Dataset records:
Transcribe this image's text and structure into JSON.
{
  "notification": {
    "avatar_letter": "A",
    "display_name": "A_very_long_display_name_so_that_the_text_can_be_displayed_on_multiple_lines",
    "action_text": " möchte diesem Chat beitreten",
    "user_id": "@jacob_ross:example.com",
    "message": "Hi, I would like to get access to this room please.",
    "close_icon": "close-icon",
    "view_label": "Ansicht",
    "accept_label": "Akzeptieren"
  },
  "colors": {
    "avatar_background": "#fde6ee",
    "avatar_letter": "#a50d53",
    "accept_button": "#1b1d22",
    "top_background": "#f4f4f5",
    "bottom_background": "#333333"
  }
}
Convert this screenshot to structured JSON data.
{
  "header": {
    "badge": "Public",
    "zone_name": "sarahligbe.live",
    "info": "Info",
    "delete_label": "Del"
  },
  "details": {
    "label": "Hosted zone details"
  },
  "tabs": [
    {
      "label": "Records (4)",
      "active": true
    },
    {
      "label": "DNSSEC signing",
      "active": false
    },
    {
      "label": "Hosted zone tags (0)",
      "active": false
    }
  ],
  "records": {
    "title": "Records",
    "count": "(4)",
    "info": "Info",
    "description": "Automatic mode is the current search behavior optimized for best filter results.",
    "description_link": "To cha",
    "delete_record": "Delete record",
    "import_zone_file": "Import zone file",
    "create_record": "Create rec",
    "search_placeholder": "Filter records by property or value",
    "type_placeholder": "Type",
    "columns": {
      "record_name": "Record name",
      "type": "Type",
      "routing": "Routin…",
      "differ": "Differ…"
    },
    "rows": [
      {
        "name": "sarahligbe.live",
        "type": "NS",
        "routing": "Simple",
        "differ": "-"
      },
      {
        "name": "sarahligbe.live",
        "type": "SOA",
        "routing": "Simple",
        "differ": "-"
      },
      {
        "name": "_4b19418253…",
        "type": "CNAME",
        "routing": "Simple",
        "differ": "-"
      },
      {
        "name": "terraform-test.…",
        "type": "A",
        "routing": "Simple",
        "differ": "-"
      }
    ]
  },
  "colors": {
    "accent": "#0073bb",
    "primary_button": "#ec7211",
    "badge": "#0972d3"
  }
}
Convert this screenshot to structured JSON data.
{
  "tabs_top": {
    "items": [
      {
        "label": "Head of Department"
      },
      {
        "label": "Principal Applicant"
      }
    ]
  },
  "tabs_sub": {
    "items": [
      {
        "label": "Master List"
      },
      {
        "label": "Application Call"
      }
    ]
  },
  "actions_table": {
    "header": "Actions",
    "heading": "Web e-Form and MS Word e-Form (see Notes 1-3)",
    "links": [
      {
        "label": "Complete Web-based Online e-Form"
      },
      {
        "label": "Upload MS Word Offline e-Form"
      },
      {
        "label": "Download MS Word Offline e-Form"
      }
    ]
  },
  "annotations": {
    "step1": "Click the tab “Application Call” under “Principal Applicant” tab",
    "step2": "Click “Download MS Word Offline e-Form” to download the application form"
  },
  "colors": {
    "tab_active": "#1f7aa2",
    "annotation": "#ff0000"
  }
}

**Exercise objective**
In the entries above, identify each line that includes the string "Applicant", then copy it.

**The output**
        "label": "Principal Applicant"
    "step1": "Click the tab “Application Call” under “Principal Applicant” tab",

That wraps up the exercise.